# Problem to work on
Copy out each line in the material below that has the word "content".
# Materials provided start
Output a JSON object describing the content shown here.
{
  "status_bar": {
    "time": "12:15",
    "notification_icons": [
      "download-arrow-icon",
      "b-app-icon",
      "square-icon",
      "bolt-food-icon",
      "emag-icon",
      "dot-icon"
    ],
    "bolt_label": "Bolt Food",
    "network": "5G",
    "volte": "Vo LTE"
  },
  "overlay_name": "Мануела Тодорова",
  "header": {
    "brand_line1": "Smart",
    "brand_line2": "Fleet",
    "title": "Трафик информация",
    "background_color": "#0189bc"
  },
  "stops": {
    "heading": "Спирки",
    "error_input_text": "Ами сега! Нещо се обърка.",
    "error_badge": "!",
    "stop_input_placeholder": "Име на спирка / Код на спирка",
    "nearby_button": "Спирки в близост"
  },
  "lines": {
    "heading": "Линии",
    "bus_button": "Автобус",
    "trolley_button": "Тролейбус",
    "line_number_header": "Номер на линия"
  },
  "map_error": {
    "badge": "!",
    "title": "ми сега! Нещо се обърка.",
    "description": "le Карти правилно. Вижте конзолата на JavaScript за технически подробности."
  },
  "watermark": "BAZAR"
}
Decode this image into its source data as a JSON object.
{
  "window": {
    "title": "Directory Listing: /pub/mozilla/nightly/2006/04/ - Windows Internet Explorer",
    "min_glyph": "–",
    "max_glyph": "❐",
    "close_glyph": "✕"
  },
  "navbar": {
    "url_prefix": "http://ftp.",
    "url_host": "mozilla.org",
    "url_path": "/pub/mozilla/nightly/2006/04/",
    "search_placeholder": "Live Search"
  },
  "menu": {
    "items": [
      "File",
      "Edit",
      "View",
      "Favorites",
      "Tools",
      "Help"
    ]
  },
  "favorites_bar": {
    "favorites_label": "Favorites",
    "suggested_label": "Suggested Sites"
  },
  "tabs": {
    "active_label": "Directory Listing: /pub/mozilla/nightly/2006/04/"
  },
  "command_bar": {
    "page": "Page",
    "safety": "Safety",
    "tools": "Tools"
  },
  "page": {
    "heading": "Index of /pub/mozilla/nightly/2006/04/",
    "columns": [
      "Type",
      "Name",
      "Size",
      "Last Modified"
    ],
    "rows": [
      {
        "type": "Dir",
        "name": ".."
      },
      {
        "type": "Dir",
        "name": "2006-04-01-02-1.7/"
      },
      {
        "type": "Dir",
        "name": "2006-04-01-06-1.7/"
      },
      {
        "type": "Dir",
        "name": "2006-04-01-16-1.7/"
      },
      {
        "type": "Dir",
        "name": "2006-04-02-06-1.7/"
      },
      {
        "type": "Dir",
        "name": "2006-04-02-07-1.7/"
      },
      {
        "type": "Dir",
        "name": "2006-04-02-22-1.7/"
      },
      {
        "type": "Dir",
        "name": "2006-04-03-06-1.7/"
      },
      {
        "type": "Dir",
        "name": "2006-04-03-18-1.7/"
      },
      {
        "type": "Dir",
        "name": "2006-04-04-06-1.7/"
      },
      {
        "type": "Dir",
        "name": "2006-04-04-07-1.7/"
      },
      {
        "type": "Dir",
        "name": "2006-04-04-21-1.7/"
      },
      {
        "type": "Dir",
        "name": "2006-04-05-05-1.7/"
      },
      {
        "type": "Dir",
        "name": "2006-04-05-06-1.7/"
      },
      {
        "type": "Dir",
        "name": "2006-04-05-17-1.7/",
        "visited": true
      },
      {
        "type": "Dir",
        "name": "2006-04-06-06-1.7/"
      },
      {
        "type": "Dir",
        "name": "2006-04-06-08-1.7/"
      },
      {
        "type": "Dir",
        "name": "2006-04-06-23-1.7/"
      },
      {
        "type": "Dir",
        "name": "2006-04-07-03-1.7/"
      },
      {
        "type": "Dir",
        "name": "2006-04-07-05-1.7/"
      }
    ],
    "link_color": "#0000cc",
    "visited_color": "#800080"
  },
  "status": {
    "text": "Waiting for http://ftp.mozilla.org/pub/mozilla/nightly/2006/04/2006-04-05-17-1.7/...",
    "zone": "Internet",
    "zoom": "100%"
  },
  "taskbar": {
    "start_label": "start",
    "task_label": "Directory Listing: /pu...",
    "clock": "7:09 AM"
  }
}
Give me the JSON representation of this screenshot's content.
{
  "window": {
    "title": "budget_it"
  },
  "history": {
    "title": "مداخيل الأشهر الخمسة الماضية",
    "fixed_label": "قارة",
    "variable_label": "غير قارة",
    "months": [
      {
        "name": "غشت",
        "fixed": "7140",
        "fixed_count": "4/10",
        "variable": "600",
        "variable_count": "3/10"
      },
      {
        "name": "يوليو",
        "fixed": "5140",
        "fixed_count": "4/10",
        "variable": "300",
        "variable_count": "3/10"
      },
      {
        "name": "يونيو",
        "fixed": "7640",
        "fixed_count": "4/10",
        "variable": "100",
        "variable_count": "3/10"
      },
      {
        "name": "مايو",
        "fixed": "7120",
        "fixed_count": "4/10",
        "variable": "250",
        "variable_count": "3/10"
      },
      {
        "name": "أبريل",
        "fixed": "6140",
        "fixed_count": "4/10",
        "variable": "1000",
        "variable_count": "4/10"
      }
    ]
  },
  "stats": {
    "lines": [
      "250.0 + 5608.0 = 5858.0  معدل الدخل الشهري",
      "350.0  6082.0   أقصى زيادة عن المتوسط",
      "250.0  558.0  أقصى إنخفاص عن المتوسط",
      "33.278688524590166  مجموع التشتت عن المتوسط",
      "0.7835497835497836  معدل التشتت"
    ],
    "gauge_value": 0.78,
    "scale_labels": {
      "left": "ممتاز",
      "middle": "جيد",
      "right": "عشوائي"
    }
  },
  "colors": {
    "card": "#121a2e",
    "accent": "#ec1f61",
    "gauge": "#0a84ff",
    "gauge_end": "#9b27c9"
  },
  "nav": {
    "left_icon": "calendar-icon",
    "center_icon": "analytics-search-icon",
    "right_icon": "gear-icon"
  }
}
# Materials provided end
# Written response
Output a JSON object describing the content shown here.
Give me the JSON representation of this screenshot's content.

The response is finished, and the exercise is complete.